*PAGE TEXT:*
++++++++++++++++++++
Spending and performance

Liverpool City Council's budget 2024-2025

Image of a Liverbird, the LCC logo and the words 'Budget 2024/25

In 2023/24, Liverpool City Council set a three-year budget, to enable us to take a longer-term and more strategic view when making decisions.

It outlined savings of £85 million between 2023 and 2026, with £49 million to be found in the first year, with the remaining decisions to be implemented in the next two years. 

In the current financial year, we have been progressing our Financial Improvement Plan, which has included establishing a new mechanism for financial management, making sure we live within our means. These include actions on debt write-off, improved income collection, capital programme development and a new reserves policy.

There is no doubt that this remains a challenging time for Local Government, due to the volatility of the economy and inflation. There has also been a large increase in homelessness nationally, reflected locally in Liverpool, which is putting pressure on our in-year budget, as well as high levels of demand for social care. We are working extremely hard to manage this situation and mitigate the impact. Due to careful and detailed planning, our expectation is that we will be able to set a balanced budget in 2024/25.
++++++++++++++++++++
*INPUT DATA:*
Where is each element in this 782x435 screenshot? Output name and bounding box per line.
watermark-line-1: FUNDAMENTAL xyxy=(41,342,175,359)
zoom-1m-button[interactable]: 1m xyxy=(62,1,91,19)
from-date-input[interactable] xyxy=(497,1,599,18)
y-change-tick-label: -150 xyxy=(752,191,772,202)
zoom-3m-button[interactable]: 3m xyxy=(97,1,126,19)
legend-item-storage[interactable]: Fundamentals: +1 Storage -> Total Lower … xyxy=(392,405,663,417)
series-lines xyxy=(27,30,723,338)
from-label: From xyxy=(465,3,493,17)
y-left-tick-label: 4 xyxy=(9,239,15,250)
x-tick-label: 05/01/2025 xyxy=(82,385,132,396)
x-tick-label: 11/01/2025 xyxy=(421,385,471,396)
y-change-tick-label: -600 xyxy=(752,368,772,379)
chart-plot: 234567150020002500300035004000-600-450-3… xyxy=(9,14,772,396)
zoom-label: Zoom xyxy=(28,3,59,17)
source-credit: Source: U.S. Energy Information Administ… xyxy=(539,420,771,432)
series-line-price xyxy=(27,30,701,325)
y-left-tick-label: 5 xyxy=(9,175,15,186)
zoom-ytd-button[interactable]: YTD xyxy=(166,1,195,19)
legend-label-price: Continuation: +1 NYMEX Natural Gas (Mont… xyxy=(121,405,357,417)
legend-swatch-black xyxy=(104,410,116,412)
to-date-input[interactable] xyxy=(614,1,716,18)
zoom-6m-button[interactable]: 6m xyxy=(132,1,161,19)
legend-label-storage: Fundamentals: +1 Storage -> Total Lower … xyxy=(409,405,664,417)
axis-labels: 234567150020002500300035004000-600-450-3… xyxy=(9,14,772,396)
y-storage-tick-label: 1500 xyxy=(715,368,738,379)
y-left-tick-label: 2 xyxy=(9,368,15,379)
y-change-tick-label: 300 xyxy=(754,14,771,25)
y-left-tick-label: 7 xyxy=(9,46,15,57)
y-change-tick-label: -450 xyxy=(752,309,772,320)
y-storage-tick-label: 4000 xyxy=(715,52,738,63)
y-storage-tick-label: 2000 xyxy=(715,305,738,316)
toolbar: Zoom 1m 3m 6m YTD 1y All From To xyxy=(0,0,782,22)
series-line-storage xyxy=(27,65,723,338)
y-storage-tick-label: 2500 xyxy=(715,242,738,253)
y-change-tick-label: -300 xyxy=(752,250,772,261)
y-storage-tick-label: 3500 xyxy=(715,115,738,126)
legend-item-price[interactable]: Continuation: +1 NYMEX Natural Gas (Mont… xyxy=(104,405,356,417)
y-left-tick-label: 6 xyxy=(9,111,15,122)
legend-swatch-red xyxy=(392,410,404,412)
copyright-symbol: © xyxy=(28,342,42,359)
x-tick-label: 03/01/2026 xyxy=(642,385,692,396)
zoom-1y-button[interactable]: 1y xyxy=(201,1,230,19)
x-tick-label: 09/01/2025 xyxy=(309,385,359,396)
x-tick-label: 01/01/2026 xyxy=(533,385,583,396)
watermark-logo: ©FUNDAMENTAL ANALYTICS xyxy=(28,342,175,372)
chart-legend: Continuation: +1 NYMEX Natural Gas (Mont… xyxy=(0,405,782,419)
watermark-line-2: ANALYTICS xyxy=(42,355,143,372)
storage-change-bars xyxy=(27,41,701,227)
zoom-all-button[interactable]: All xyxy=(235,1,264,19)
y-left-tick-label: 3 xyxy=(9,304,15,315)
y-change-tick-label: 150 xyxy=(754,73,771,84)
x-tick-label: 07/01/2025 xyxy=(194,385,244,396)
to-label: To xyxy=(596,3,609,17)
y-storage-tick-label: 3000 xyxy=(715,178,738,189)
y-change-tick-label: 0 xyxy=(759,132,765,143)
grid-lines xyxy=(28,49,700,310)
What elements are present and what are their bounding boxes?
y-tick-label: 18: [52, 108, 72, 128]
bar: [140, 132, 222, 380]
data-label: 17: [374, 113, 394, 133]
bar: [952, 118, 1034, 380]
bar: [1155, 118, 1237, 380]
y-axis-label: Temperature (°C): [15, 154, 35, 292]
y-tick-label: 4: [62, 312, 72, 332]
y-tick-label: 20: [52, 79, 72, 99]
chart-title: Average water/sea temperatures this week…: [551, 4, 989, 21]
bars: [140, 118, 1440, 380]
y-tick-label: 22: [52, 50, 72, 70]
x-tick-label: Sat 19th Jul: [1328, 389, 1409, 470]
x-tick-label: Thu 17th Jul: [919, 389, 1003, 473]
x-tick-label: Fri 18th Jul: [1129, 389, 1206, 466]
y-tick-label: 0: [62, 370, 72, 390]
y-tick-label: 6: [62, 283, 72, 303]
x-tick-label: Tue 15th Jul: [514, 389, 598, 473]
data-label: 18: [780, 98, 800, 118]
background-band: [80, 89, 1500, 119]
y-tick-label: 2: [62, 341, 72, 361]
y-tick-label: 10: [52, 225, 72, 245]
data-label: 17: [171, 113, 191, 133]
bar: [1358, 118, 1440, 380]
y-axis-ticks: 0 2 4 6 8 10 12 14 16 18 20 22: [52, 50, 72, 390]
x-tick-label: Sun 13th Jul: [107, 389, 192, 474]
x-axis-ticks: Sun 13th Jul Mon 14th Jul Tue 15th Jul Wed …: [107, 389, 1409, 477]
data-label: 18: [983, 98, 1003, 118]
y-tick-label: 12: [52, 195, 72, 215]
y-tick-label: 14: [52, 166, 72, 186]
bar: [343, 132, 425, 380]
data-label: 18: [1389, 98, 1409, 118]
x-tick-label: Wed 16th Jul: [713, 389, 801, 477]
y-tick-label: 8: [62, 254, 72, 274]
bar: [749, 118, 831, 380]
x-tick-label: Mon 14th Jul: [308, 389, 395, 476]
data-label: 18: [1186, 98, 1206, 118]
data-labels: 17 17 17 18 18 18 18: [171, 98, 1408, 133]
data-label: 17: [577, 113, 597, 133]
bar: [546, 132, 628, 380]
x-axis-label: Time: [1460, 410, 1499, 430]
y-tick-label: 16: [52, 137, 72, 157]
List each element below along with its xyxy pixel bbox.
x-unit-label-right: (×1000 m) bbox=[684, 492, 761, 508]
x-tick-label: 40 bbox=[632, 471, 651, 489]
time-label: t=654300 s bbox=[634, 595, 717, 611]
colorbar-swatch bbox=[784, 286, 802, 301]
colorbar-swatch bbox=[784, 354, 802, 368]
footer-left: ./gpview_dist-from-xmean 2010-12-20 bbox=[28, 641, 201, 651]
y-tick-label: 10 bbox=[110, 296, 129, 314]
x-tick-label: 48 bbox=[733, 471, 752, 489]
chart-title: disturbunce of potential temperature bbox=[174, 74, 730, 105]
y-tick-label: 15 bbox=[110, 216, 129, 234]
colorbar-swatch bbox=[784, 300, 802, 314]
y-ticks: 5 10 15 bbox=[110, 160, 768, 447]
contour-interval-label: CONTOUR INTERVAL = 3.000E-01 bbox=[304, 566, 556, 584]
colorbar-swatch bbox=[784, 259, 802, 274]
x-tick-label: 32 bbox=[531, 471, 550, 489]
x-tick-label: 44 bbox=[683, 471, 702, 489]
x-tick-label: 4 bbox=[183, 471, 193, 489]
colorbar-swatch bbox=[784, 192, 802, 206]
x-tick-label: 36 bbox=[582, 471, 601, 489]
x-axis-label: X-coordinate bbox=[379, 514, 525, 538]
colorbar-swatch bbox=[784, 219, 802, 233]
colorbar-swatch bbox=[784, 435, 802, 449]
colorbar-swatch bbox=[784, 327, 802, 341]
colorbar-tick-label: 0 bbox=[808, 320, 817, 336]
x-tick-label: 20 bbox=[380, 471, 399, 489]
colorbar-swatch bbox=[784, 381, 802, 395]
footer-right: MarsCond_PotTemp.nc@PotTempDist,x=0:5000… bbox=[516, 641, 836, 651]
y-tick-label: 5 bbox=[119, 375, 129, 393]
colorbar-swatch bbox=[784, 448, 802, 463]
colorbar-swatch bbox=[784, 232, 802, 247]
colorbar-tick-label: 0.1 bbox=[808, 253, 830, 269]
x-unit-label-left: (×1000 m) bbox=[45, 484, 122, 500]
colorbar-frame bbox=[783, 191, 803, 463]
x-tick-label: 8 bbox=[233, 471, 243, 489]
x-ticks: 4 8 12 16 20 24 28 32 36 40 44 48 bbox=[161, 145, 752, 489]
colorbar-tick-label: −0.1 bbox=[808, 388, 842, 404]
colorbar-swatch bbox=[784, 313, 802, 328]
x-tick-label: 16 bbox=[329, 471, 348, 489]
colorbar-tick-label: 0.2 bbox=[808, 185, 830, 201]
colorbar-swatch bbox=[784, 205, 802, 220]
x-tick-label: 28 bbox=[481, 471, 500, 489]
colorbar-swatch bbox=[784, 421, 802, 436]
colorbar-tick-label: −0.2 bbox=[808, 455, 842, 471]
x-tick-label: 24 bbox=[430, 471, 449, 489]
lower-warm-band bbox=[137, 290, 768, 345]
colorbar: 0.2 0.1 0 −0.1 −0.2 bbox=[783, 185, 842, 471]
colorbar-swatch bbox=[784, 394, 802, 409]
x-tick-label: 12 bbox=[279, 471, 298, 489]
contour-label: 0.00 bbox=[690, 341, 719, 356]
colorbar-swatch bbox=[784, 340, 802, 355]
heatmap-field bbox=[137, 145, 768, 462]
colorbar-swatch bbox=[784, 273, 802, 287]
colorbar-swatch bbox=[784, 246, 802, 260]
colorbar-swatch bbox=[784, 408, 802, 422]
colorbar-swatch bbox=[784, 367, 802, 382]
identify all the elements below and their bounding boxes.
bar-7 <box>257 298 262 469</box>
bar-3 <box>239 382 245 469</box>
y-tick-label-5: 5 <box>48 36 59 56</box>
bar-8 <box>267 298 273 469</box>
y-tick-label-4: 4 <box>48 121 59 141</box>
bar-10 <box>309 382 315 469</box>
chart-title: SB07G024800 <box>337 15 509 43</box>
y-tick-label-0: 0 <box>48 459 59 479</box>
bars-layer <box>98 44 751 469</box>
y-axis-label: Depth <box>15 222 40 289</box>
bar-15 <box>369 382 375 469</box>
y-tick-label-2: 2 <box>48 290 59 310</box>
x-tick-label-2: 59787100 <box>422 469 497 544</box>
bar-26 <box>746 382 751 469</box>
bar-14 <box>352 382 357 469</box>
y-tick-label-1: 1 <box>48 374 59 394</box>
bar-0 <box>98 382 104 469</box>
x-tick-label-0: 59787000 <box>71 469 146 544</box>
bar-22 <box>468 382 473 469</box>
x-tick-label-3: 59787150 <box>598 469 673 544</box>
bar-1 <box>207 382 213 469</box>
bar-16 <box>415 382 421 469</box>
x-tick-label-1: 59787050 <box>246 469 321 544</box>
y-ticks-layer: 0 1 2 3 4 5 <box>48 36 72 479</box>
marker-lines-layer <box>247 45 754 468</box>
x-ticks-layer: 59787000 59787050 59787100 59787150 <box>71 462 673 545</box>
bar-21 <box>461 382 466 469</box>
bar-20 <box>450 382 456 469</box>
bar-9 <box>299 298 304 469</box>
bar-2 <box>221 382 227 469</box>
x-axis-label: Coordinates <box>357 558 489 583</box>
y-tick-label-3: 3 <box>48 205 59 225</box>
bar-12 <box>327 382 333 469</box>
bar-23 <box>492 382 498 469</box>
++++++++++++++++++++
*ABOUT THIS EXERCISE:*
Extend the Liverpool City Council budget text, picking up after its final sentence.

*WRITTEN RESPONSE:*
We are committed to delivering on our recently refreshed, four-year Council Plan, which outlines how we will make the city fairer, cleaner and stronger for all. Our budget will include investment in improving the delivery and effectiveness of services in our communities by rolling out a new Neighbourhood Model which will see neighbourhood managers in 13 areas of the city, complemented by additional investment in street cleansing.

The budget will also include a recommendation on an increase in Council Tax. We are having to consider raising it by the maximum allowed - 2.99 per cent in Council Tax, plus a further 2 per cent to help meet adult social care costs (4.99 per cent in total), as a contribution towards the overall cost of services.

The Government does assume councils will increase bills annually when it allocates the Local Government Finance Settlement. If there is no increase, that could lead to a reduction in essential services, which could particularly impact our most vulnerable residents.  

We will update this page with more information about the budget setting process in due course.